Layout coordinate data
-=-=-

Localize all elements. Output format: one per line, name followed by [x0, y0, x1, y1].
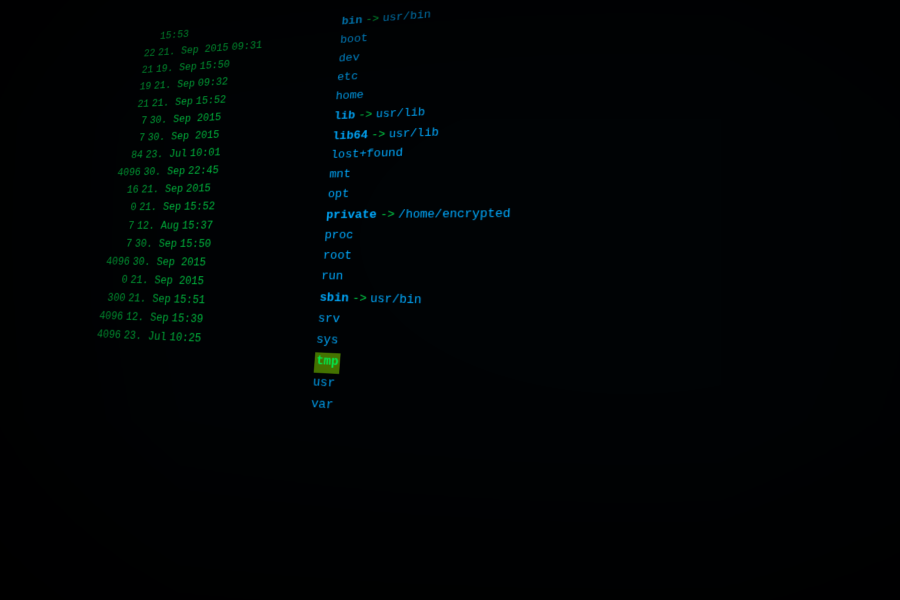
- line-14: 4096 30. Sep 2015: [96, 253, 315, 273]
- line-12: 7 12. Aug 15:37: [100, 216, 317, 234]
- right-column: bin -> usr/bin boot dev etc home lib: [299, 0, 900, 600]
- rline-proc: proc: [324, 225, 900, 249]
- left-column: 15:53 22 21. Sep 2015 09:31 21 19. Sep 1…: [63, 14, 343, 556]
- line-10: 16 21. Sep 2015: [105, 178, 321, 199]
- terminal-window: 15:53 22 21. Sep 2015 09:31 21 19. Sep 1…: [0, 0, 900, 600]
- line-13: 7 30. Sep 15:50: [98, 235, 316, 254]
- line-11: 0 21. Sep 15:52: [103, 197, 319, 217]
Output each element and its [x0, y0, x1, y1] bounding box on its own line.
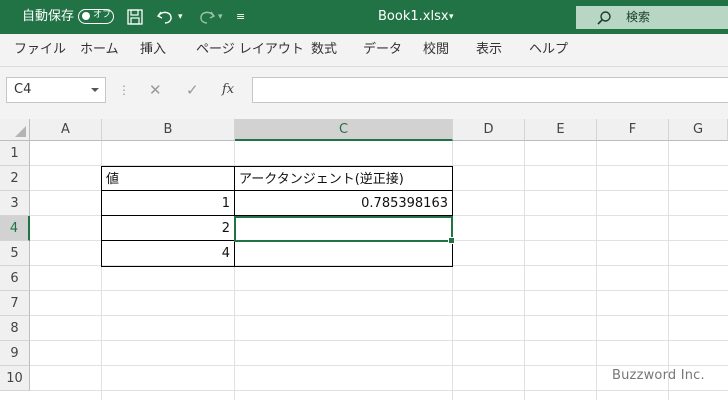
- formula-input[interactable]: [252, 77, 728, 103]
- name-box-dropdown-icon[interactable]: [91, 88, 99, 92]
- customize-toolbar-icon[interactable]: ≡: [236, 0, 245, 34]
- name-box[interactable]: C4: [6, 77, 106, 103]
- cell-c2[interactable]: アークタンジェント(逆正接): [234, 166, 453, 191]
- more-options-icon[interactable]: ⋮: [118, 77, 130, 103]
- cell-b3[interactable]: 1: [101, 190, 235, 216]
- toggle-knob: [82, 12, 90, 20]
- cell-c5[interactable]: [234, 240, 453, 267]
- tab-help[interactable]: ヘルプ: [529, 34, 568, 66]
- select-all-triangle-icon: [15, 126, 26, 137]
- name-box-value: C4: [14, 82, 32, 97]
- search-icon: [597, 11, 611, 25]
- column-header-e[interactable]: E: [525, 119, 597, 141]
- cell-b4[interactable]: 2: [101, 215, 235, 241]
- watermark: Buzzword Inc.: [612, 368, 705, 383]
- select-all-button[interactable]: [0, 119, 30, 141]
- cell-b2[interactable]: 値: [101, 166, 235, 191]
- autosave-label: 自動保存: [22, 9, 75, 24]
- tab-view[interactable]: 表示: [476, 34, 502, 66]
- row-header-4[interactable]: 4: [0, 216, 30, 241]
- search-label: 検索: [626, 10, 651, 24]
- search-box[interactable]: 検索: [576, 6, 728, 29]
- redo-icon[interactable]: [196, 0, 216, 34]
- insert-function-icon[interactable]: fx: [222, 77, 234, 103]
- column-header-f[interactable]: F: [597, 119, 669, 141]
- cell-b5[interactable]: 4: [101, 240, 235, 267]
- fill-handle[interactable]: [448, 237, 455, 244]
- column-header-d[interactable]: D: [453, 119, 525, 141]
- tab-file[interactable]: ファイル: [14, 34, 66, 66]
- tab-review[interactable]: 校閲: [423, 34, 449, 66]
- row-header-5[interactable]: 5: [0, 241, 30, 266]
- row-header-10[interactable]: 10: [0, 366, 30, 391]
- row-header-7[interactable]: 7: [0, 291, 30, 316]
- active-cell-c4[interactable]: [234, 216, 455, 244]
- formula-bar: C4 ⋮ ✕ ✓ fx: [0, 67, 728, 119]
- cancel-icon[interactable]: ✕: [149, 77, 162, 103]
- title-bar: 自動保存 オフ ▾ ▾ ≡ Book1.xlsx ▾ 検索: [0, 0, 728, 34]
- ribbon-tabs: ファイル ホーム 挿入 ページ レイアウト 数式 データ 校閲 表示 ヘルプ: [0, 34, 728, 67]
- tab-insert[interactable]: 挿入: [140, 34, 166, 66]
- tab-formulas[interactable]: 数式: [311, 34, 337, 66]
- confirm-icon[interactable]: ✓: [186, 77, 199, 103]
- save-icon[interactable]: [126, 0, 144, 34]
- autosave-toggle[interactable]: オフ: [78, 9, 114, 24]
- autosave-state: オフ: [93, 10, 112, 20]
- tab-data[interactable]: データ: [363, 34, 402, 66]
- tab-home[interactable]: ホーム: [80, 34, 119, 66]
- row-header-1[interactable]: 1: [0, 141, 30, 166]
- row-header-6[interactable]: 6: [0, 266, 30, 291]
- column-header-b[interactable]: B: [102, 119, 235, 141]
- filename-dropdown-icon[interactable]: ▾: [449, 0, 454, 34]
- undo-icon[interactable]: [156, 0, 176, 34]
- cell-c3[interactable]: 0.785398163: [234, 190, 453, 216]
- undo-dropdown-icon[interactable]: ▾: [178, 0, 183, 34]
- row-header-2[interactable]: 2: [0, 166, 30, 191]
- column-header-a[interactable]: A: [30, 119, 102, 141]
- row-header-8[interactable]: 8: [0, 316, 30, 341]
- column-header-c[interactable]: C: [235, 119, 453, 141]
- row-header-9[interactable]: 9: [0, 341, 30, 366]
- column-header-g[interactable]: G: [669, 119, 728, 141]
- row-header-3[interactable]: 3: [0, 191, 30, 216]
- redo-dropdown-icon[interactable]: ▾: [218, 0, 223, 34]
- tab-page-layout[interactable]: ページ レイアウト: [196, 34, 304, 66]
- file-name[interactable]: Book1.xlsx: [378, 0, 449, 34]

-=-=-

▶ AIM
Retype the lines of the records word for word, beginning at the line that contains "- formula-input[interactable]: [252, 77, 728, 103]" and stopping after the line that contains "- cell-c2[interactable]: アークタンジェント(逆正接): [234, 166, 453, 191]".

▶ EXERCISE RESPONSE
- formula-input[interactable]: [252, 77, 728, 103]
- name-box-dropdown-icon[interactable]: [91, 88, 99, 92]
- customize-toolbar-icon[interactable]: ≡: [236, 0, 245, 34]
- name-box[interactable]: C4: [6, 77, 106, 103]
- cell-c2[interactable]: アークタンジェント(逆正接): [234, 166, 453, 191]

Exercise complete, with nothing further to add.